REQUEST — Omit all pictures, then retype the data exactly as given.

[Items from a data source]
┄┄┄┄┄┄

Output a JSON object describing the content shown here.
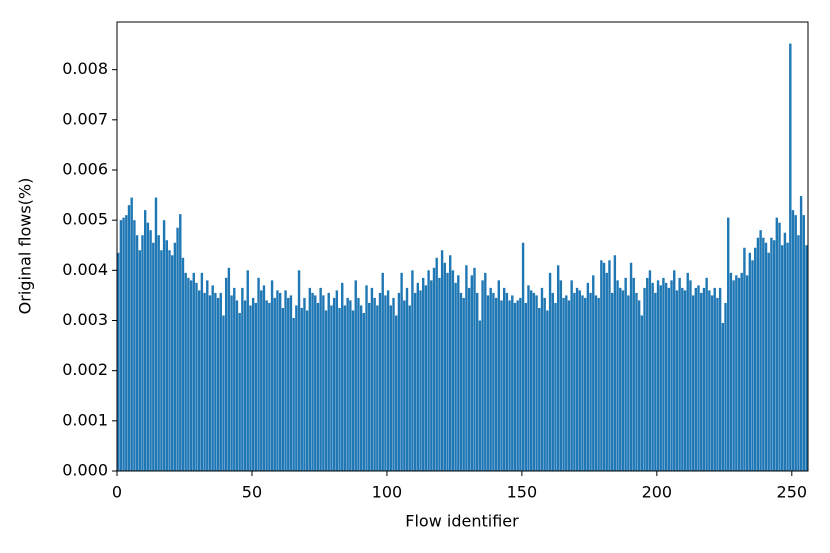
{
  "chart_data": {
    "type": "histogram",
    "xlabel": "Flow identifier",
    "ylabel": "Original flows(%)",
    "color": "#1f77b4",
    "bins": [
      0,
      1,
      2,
      3,
      4,
      5,
      6,
      7,
      8,
      9,
      10,
      11,
      12,
      13,
      14,
      15,
      16,
      17,
      18,
      19,
      20,
      21,
      22,
      23,
      24,
      25,
      26,
      27,
      28,
      29,
      30,
      31,
      32,
      33,
      34,
      35,
      36,
      37,
      38,
      39,
      40,
      41,
      42,
      43,
      44,
      45,
      46,
      47,
      48,
      49,
      50,
      51,
      52,
      53,
      54,
      55,
      56,
      57,
      58,
      59,
      60,
      61,
      62,
      63,
      64,
      65,
      66,
      67,
      68,
      69,
      70,
      71,
      72,
      73,
      74,
      75,
      76,
      77,
      78,
      79,
      80,
      81,
      82,
      83,
      84,
      85,
      86,
      87,
      88,
      89,
      90,
      91,
      92,
      93,
      94,
      95,
      96,
      97,
      98,
      99,
      100,
      101,
      102,
      103,
      104,
      105,
      106,
      107,
      108,
      109,
      110,
      111,
      112,
      113,
      114,
      115,
      116,
      117,
      118,
      119,
      120,
      121,
      122,
      123,
      124,
      125,
      126,
      127,
      128,
      129,
      130,
      131,
      132,
      133,
      134,
      135,
      136,
      137,
      138,
      139,
      140,
      141,
      142,
      143,
      144,
      145,
      146,
      147,
      148,
      149,
      150,
      151,
      152,
      153,
      154,
      155,
      156,
      157,
      158,
      159,
      160,
      161,
      162,
      163,
      164,
      165,
      166,
      167,
      168,
      169,
      170,
      171,
      172,
      173,
      174,
      175,
      176,
      177,
      178,
      179,
      180,
      181,
      182,
      183,
      184,
      185,
      186,
      187,
      188,
      189,
      190,
      191,
      192,
      193,
      194,
      195,
      196,
      197,
      198,
      199,
      200,
      201,
      202,
      203,
      204,
      205,
      206,
      207,
      208,
      209,
      210,
      211,
      212,
      213,
      214,
      215,
      216,
      217,
      218,
      219,
      220,
      221,
      222,
      223,
      224,
      225,
      226,
      227,
      228,
      229,
      230,
      231,
      232,
      233,
      234,
      235,
      236,
      237,
      238,
      239,
      240,
      241,
      242,
      243,
      244,
      245,
      246,
      247,
      248,
      249,
      250,
      251,
      252,
      253,
      254,
      255,
      256
    ],
    "values": [
      0.00435,
      0.005,
      0.00505,
      0.0051,
      0.0053,
      0.00545,
      0.005,
      0.0047,
      0.0044,
      0.0047,
      0.0052,
      0.00495,
      0.0048,
      0.00455,
      0.00545,
      0.0047,
      0.0044,
      0.005,
      0.0046,
      0.0044,
      0.0043,
      0.00455,
      0.00485,
      0.00512,
      0.00425,
      0.00395,
      0.00385,
      0.0038,
      0.00395,
      0.00375,
      0.0036,
      0.00395,
      0.00355,
      0.0038,
      0.0035,
      0.0037,
      0.00355,
      0.00345,
      0.00355,
      0.0031,
      0.00385,
      0.00405,
      0.0035,
      0.00365,
      0.0034,
      0.00315,
      0.00365,
      0.0034,
      0.004,
      0.0033,
      0.00345,
      0.00335,
      0.00385,
      0.0036,
      0.0037,
      0.0034,
      0.00335,
      0.0038,
      0.00345,
      0.0036,
      0.00355,
      0.00325,
      0.0036,
      0.00345,
      0.0035,
      0.00305,
      0.0033,
      0.004,
      0.00325,
      0.00345,
      0.0032,
      0.00365,
      0.00355,
      0.0035,
      0.00335,
      0.00365,
      0.0035,
      0.0032,
      0.00355,
      0.0033,
      0.00345,
      0.0036,
      0.00325,
      0.00375,
      0.0033,
      0.00345,
      0.0034,
      0.0032,
      0.0038,
      0.00345,
      0.0033,
      0.00315,
      0.0037,
      0.00335,
      0.00365,
      0.00345,
      0.0033,
      0.00355,
      0.00395,
      0.0035,
      0.0036,
      0.0033,
      0.00345,
      0.0031,
      0.00355,
      0.00395,
      0.0034,
      0.00365,
      0.0033,
      0.004,
      0.00355,
      0.00375,
      0.0036,
      0.00385,
      0.0037,
      0.004,
      0.0038,
      0.00405,
      0.00425,
      0.00385,
      0.0044,
      0.00415,
      0.00395,
      0.0043,
      0.004,
      0.00375,
      0.0039,
      0.00355,
      0.00345,
      0.0041,
      0.00365,
      0.0039,
      0.00405,
      0.00355,
      0.003,
      0.0038,
      0.00395,
      0.0035,
      0.00365,
      0.00355,
      0.00345,
      0.0038,
      0.0034,
      0.00365,
      0.00355,
      0.0034,
      0.0035,
      0.00335,
      0.0034,
      0.00345,
      0.00455,
      0.00335,
      0.0037,
      0.0036,
      0.00355,
      0.0035,
      0.00325,
      0.00365,
      0.00345,
      0.0032,
      0.00395,
      0.00355,
      0.00335,
      0.0041,
      0.0038,
      0.00345,
      0.0035,
      0.0034,
      0.0038,
      0.00355,
      0.00365,
      0.0036,
      0.0035,
      0.00345,
      0.00375,
      0.00355,
      0.0039,
      0.0035,
      0.00345,
      0.0042,
      0.00415,
      0.00395,
      0.0042,
      0.00355,
      0.0043,
      0.0038,
      0.00365,
      0.0036,
      0.00385,
      0.0035,
      0.00415,
      0.00385,
      0.00355,
      0.0034,
      0.0031,
      0.00365,
      0.00385,
      0.004,
      0.00375,
      0.00355,
      0.0038,
      0.0037,
      0.00385,
      0.00375,
      0.00365,
      0.0038,
      0.004,
      0.0036,
      0.00385,
      0.00365,
      0.0036,
      0.00395,
      0.0038,
      0.0035,
      0.00365,
      0.0037,
      0.00355,
      0.00365,
      0.00385,
      0.0036,
      0.0035,
      0.00365,
      0.00345,
      0.00365,
      0.00295,
      0.00335,
      0.00505,
      0.00395,
      0.0038,
      0.0039,
      0.00385,
      0.00395,
      0.00445,
      0.0039,
      0.00435,
      0.0042,
      0.00445,
      0.00465,
      0.0048,
      0.00465,
      0.00455,
      0.00435,
      0.00465,
      0.0046,
      0.00505,
      0.00495,
      0.0045,
      0.00475,
      0.00455,
      0.00852,
      0.0052,
      0.0051,
      0.0047,
      0.00548,
      0.0051,
      0.0045
    ],
    "xlim": [
      0,
      256
    ],
    "xticks": [
      0,
      50,
      100,
      150,
      200,
      250
    ],
    "ylim": [
      0,
      0.00895
    ],
    "yticks": [
      {
        "value": 0,
        "label": "0.000"
      },
      0.001,
      0.002,
      0.003,
      0.004,
      0.005,
      0.006,
      0.007,
      0.008
    ]
  }
}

┄┄┄┄┄┄

THE RESULT —
Output a JSON object describing the content shown here.
{
  "chart_data": {
    "type": "histogram",
    "xlabel": "Flow identifier",
    "ylabel": "Original flows(%)",
    "color": "#1f77b4",
    "bins": [
      0,
      1,
      2,
      3,
      4,
      5,
      6,
      7,
      8,
      9,
      10,
      11,
      12,
      13,
      14,
      15,
      16,
      17,
      18,
      19,
      20,
      21,
      22,
      23,
      24,
      25,
      26,
      27,
      28,
      29,
      30,
      31,
      32,
      33,
      34,
      35,
      36,
      37,
      38,
      39,
      40,
      41,
      42,
      43,
      44,
      45,
      46,
      47,
      48,
      49,
      50,
      51,
      52,
      53,
      54,
      55,
      56,
      57,
      58,
      59,
      60,
      61,
      62,
      63,
      64,
      65,
      66,
      67,
      68,
      69,
      70,
      71,
      72,
      73,
      74,
      75,
      76,
      77,
      78,
      79,
      80,
      81,
      82,
      83,
      84,
      85,
      86,
      87,
      88,
      89,
      90,
      91,
      92,
      93,
      94,
      95,
      96,
      97,
      98,
      99,
      100,
      101,
      102,
      103,
      104,
      105,
      106,
      107,
      108,
      109,
      110,
      111,
      112,
      113,
      114,
      115,
      116,
      117,
      118,
      119,
      120,
      121,
      122,
      123,
      124,
      125,
      126,
      127,
      128,
      129,
      130,
      131,
      132,
      133,
      134,
      135,
      136,
      137,
      138,
      139,
      140,
      141,
      142,
      143,
      144,
      145,
      146,
      147,
      148,
      149,
      150,
      151,
      152,
      153,
      154,
      155,
      156,
      157,
      158,
      159,
      160,
      161,
      162,
      163,
      164,
      165,
      166,
      167,
      168,
      169,
      170,
      171,
      172,
      173,
      174,
      175,
      176,
      177,
      178,
      179,
      180,
      181,
      182,
      183,
      184,
      185,
      186,
      187,
      188,
      189,
      190,
      191,
      192,
      193,
      194,
      195,
      196,
      197,
      198,
      199,
      200,
      201,
      202,
      203,
      204,
      205,
      206,
      207,
      208,
      209,
      210,
      211,
      212,
      213,
      214,
      215,
      216,
      217,
      218,
      219,
      220,
      221,
      222,
      223,
      224,
      225,
      226,
      227,
      228,
      229,
      230,
      231,
      232,
      233,
      234,
      235,
      236,
      237,
      238,
      239,
      240,
      241,
      242,
      243,
      244,
      245,
      246,
      247,
      248,
      249,
      250,
      251,
      252,
      253,
      254,
      255,
      256
    ],
    "values": [
      0.00435,
      0.005,
      0.00505,
      0.0051,
      0.0053,
      0.00545,
      0.005,
      0.0047,
      0.0044,
      0.0047,
      0.0052,
      0.00495,
      0.0048,
      0.00455,
      0.00545,
      0.0047,
      0.0044,
      0.005,
      0.0046,
      0.0044,
      0.0043,
      0.00455,
      0.00485,
      0.00512,
      0.00425,
      0.00395,
      0.00385,
      0.0038,
      0.00395,
      0.00375,
      0.0036,
      0.00395,
      0.00355,
      0.0038,
      0.0035,
      0.0037,
      0.00355,
      0.00345,
      0.00355,
      0.0031,
      0.00385,
      0.00405,
      0.0035,
      0.00365,
      0.0034,
      0.00315,
      0.00365,
      0.0034,
      0.004,
      0.0033,
      0.00345,
      0.00335,
      0.00385,
      0.0036,
      0.0037,
      0.0034,
      0.00335,
      0.0038,
      0.00345,
      0.0036,
      0.00355,
      0.00325,
      0.0036,
      0.00345,
      0.0035,
      0.00305,
      0.0033,
      0.004,
      0.00325,
      0.00345,
      0.0032,
      0.00365,
      0.00355,
      0.0035,
      0.00335,
      0.00365,
      0.0035,
      0.0032,
      0.00355,
      0.0033,
      0.00345,
      0.0036,
      0.00325,
      0.00375,
      0.0033,
      0.00345,
      0.0034,
      0.0032,
      0.0038,
      0.00345,
      0.0033,
      0.00315,
      0.0037,
      0.00335,
      0.00365,
      0.00345,
      0.0033,
      0.00355,
      0.00395,
      0.0035,
      0.0036,
      0.0033,
      0.00345,
      0.0031,
      0.00355,
      0.00395,
      0.0034,
      0.00365,
      0.0033,
      0.004,
      0.00355,
      0.00375,
      0.0036,
      0.00385,
      0.0037,
      0.004,
      0.0038,
      0.00405,
      0.00425,
      0.00385,
      0.0044,
      0.00415,
      0.00395,
      0.0043,
      0.004,
      0.00375,
      0.0039,
      0.00355,
      0.00345,
      0.0041,
      0.00365,
      0.0039,
      0.00405,
      0.00355,
      0.003,
      0.0038,
      0.00395,
      0.0035,
      0.00365,
      0.00355,
      0.00345,
      0.0038,
      0.0034,
      0.00365,
      0.00355,
      0.0034,
      0.0035,
      0.00335,
      0.0034,
      0.00345,
      0.00455,
      0.00335,
      0.0037,
      0.0036,
      0.00355,
      0.0035,
      0.00325,
      0.00365,
      0.00345,
      0.0032,
      0.00395,
      0.00355,
      0.00335,
      0.0041,
      0.0038,
      0.00345,
      0.0035,
      0.0034,
      0.0038,
      0.00355,
      0.00365,
      0.0036,
      0.0035,
      0.00345,
      0.00375,
      0.00355,
      0.0039,
      0.0035,
      0.00345,
      0.0042,
      0.00415,
      0.00395,
      0.0042,
      0.00355,
      0.0043,
      0.0038,
      0.00365,
      0.0036,
      0.00385,
      0.0035,
      0.00415,
      0.00385,
      0.00355,
      0.0034,
      0.0031,
      0.00365,
      0.00385,
      0.004,
      0.00375,
      0.00355,
      0.0038,
      0.0037,
      0.00385,
      0.00375,
      0.00365,
      0.0038,
      0.004,
      0.0036,
      0.00385,
      0.00365,
      0.0036,
      0.00395,
      0.0038,
      0.0035,
      0.00365,
      0.0037,
      0.00355,
      0.00365,
      0.00385,
      0.0036,
      0.0035,
      0.00365,
      0.00345,
      0.00365,
      0.00295,
      0.00335,
      0.00505,
      0.00395,
      0.0038,
      0.0039,
      0.00385,
      0.00395,
      0.00445,
      0.0039,
      0.00435,
      0.0042,
      0.00445,
      0.00465,
      0.0048,
      0.00465,
      0.00455,
      0.00435,
      0.00465,
      0.0046,
      0.00505,
      0.00495,
      0.0045,
      0.00475,
      0.00455,
      0.00852,
      0.0052,
      0.0051,
      0.0047,
      0.00548,
      0.0051,
      0.0045
    ],
    "xlim": [
      0,
      256
    ],
    "xticks": [
      0,
      50,
      100,
      150,
      200,
      250
    ],
    "ylim": [
      0,
      0.00895
    ],
    "yticks": [
      {
        "value": 0,
        "label": "0.000"
      },
      0.001,
      0.002,
      0.003,
      0.004,
      0.005,
      0.006,
      0.007,
      0.008
    ]
  }
}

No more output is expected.